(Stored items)

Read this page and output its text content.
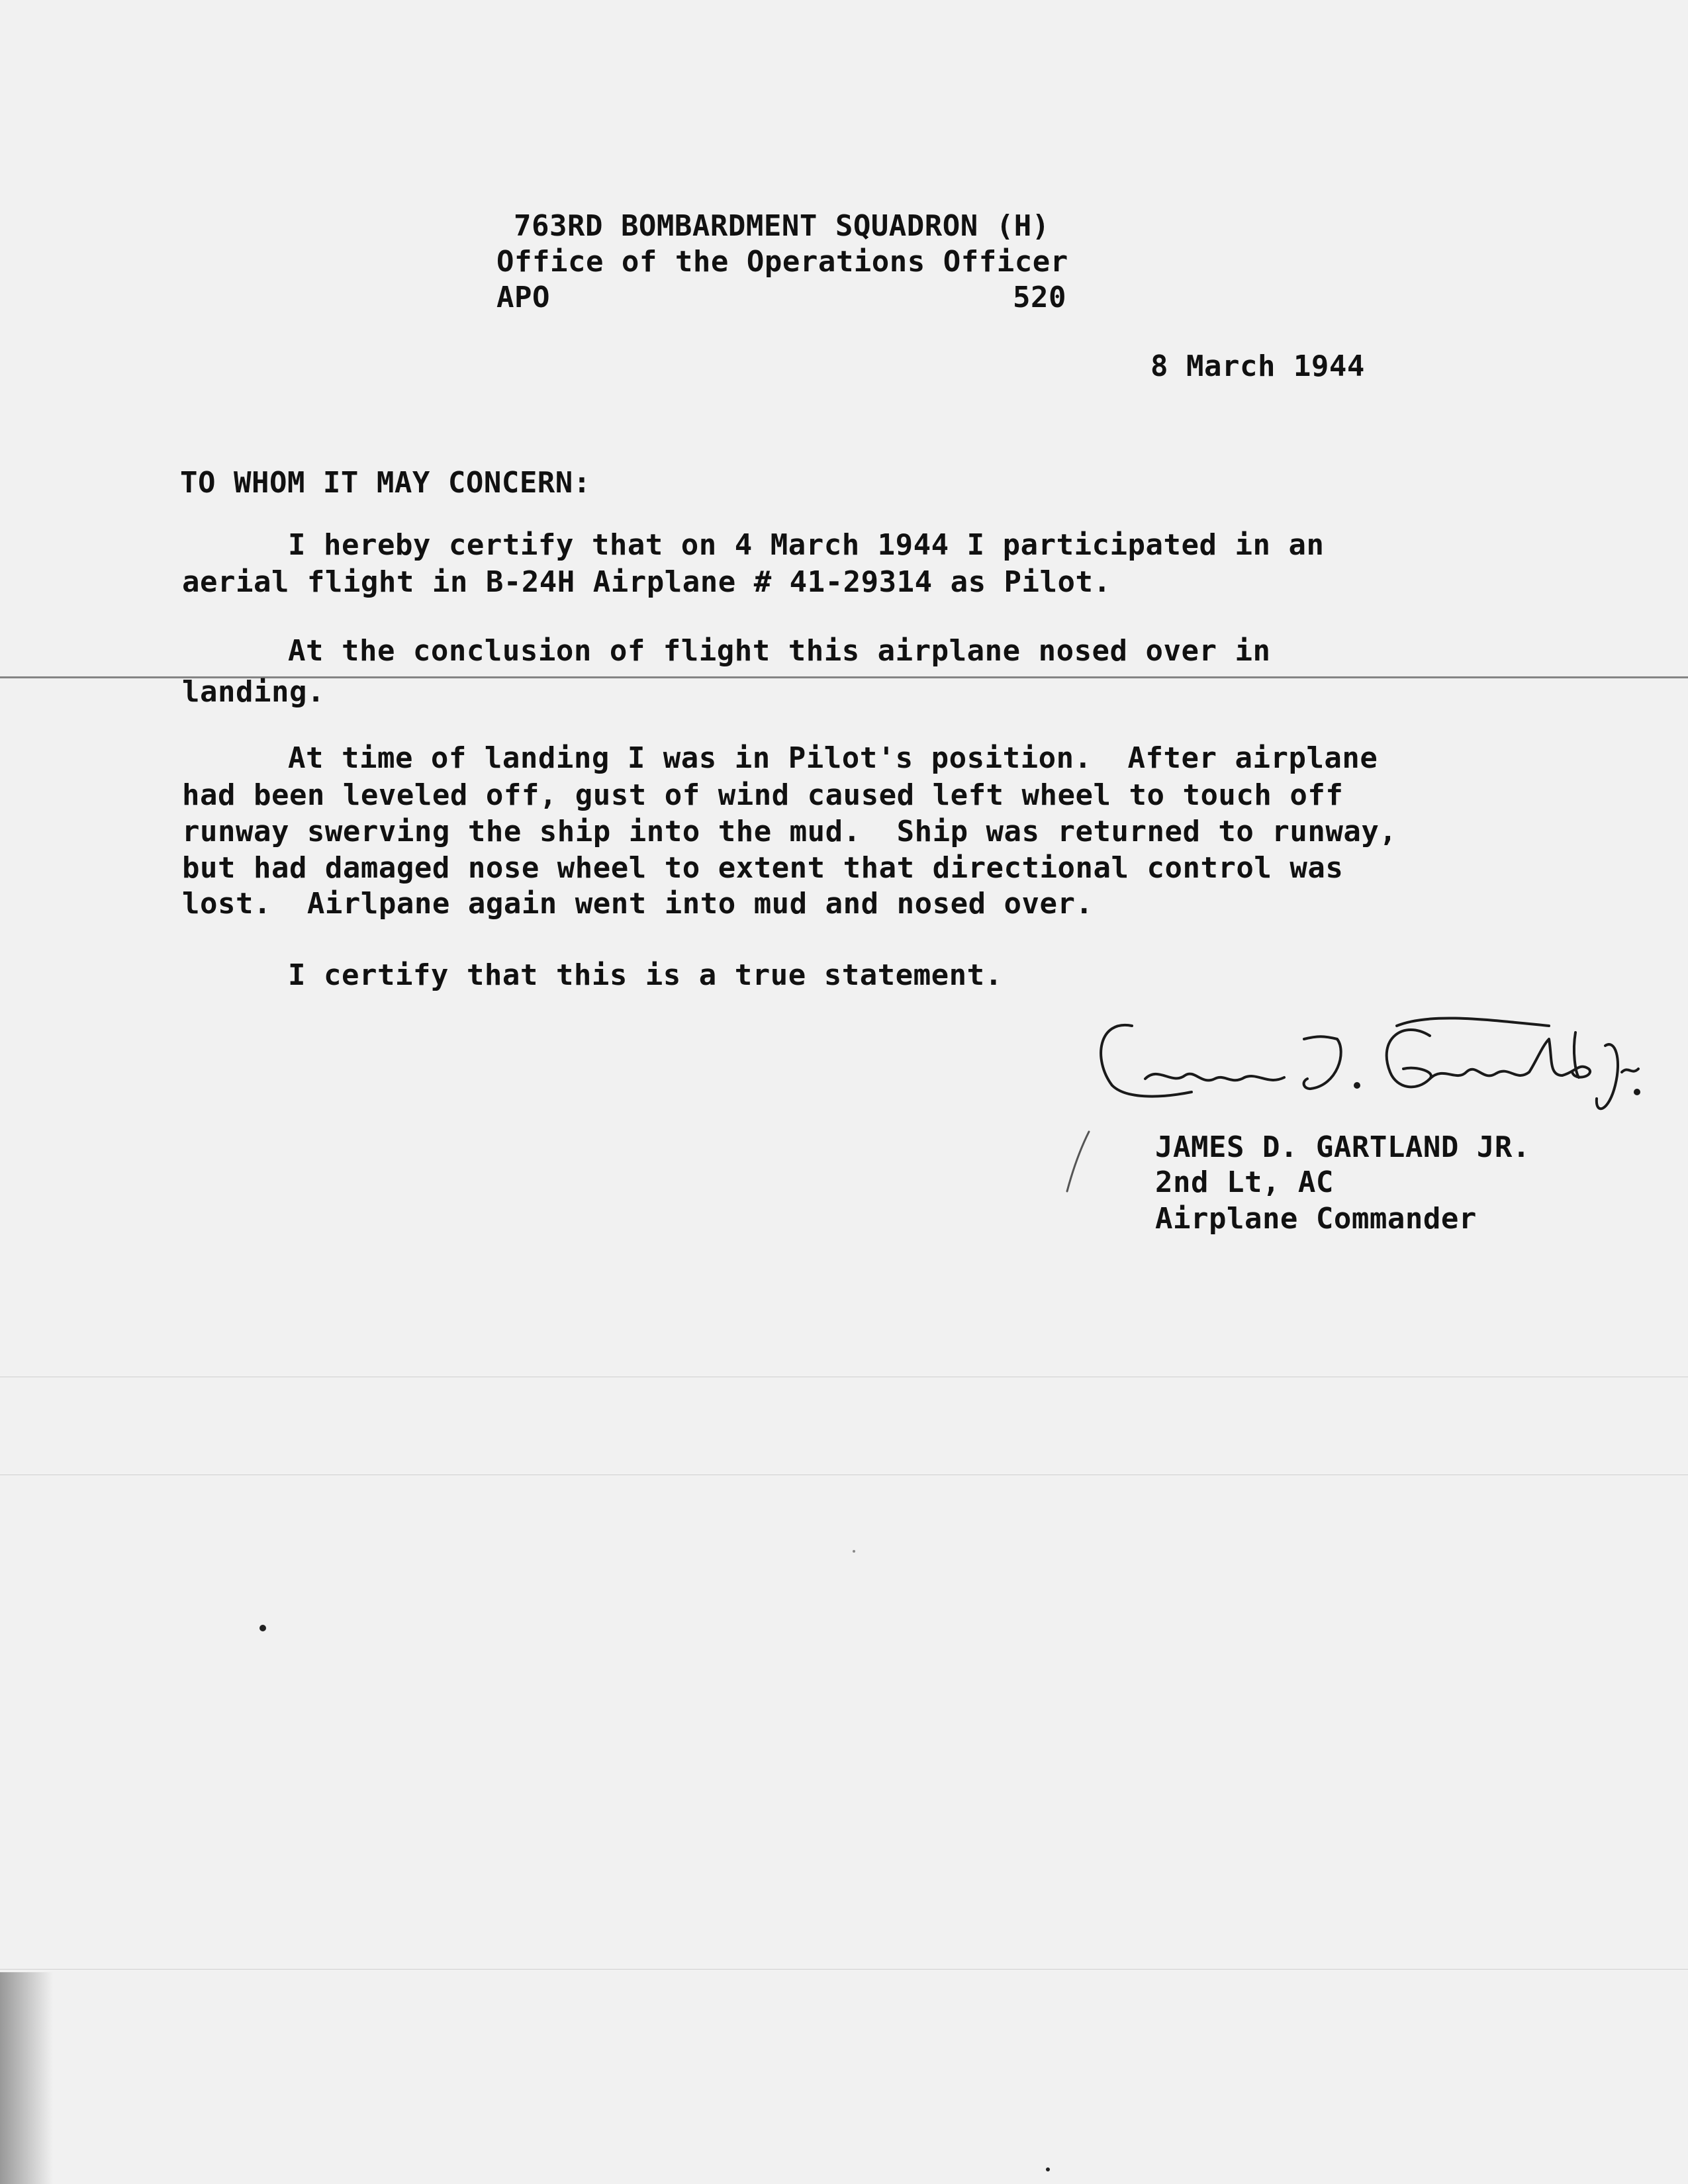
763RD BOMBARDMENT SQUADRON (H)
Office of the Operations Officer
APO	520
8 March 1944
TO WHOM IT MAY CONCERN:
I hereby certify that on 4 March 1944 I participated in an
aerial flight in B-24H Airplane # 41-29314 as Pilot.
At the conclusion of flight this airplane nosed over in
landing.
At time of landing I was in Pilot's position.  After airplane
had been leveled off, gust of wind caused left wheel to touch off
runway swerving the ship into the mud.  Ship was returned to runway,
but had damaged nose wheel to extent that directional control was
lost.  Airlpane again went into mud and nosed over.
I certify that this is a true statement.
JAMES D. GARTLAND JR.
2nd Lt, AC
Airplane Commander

==

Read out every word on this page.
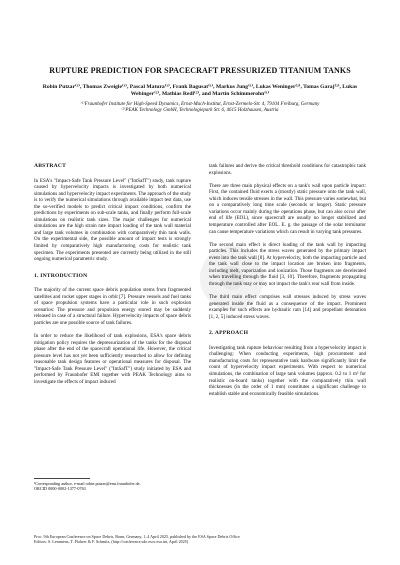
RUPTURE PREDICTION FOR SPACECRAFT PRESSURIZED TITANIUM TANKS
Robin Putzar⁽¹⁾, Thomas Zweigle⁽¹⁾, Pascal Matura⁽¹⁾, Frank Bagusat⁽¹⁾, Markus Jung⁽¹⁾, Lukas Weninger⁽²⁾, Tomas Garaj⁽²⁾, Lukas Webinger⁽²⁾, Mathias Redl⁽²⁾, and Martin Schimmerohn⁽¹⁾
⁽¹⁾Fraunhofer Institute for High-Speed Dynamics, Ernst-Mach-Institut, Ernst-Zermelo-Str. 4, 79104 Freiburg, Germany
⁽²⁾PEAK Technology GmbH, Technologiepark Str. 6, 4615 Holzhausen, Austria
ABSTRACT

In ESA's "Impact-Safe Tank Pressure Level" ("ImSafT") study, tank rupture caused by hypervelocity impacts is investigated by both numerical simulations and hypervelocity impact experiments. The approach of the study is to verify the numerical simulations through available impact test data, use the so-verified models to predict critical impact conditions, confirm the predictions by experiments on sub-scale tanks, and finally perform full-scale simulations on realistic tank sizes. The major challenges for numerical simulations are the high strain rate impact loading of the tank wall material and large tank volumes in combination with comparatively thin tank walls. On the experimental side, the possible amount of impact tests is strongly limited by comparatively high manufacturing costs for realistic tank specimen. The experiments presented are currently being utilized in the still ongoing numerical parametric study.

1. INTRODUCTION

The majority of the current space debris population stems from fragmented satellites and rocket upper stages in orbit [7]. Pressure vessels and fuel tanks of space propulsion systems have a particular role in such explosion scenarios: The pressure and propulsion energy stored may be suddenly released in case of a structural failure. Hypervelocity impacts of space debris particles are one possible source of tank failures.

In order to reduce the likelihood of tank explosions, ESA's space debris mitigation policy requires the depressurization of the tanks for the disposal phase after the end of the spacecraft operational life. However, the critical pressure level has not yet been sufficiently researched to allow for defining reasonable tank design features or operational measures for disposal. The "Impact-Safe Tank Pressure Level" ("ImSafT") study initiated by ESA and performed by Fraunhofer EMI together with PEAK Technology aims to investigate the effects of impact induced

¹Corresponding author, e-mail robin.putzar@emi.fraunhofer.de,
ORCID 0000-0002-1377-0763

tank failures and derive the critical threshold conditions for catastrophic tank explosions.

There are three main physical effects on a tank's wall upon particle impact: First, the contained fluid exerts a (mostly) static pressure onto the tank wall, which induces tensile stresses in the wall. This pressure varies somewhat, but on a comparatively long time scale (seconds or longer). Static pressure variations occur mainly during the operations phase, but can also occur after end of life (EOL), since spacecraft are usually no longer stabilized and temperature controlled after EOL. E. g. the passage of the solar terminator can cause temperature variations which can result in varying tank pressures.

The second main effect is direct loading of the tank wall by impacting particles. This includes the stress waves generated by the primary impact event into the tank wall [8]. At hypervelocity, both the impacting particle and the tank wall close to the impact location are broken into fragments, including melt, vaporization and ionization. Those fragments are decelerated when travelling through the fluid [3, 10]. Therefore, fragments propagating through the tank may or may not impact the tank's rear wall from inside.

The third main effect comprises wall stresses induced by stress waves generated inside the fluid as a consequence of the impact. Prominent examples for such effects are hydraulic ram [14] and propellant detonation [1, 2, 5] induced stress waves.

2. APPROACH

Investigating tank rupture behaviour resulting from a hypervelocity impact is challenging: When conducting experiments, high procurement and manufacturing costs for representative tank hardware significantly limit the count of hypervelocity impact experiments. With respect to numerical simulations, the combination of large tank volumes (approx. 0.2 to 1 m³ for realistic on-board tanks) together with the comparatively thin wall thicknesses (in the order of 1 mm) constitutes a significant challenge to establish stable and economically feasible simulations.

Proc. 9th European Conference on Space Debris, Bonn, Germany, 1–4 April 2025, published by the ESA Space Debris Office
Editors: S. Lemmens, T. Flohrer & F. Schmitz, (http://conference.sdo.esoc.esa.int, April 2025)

*THE REQUEST:* Which lines in the records above contain the string "page"? Copy each one.

*EXERCISE RESULT:*
Read this page and output its text content.
Read out every word on this page.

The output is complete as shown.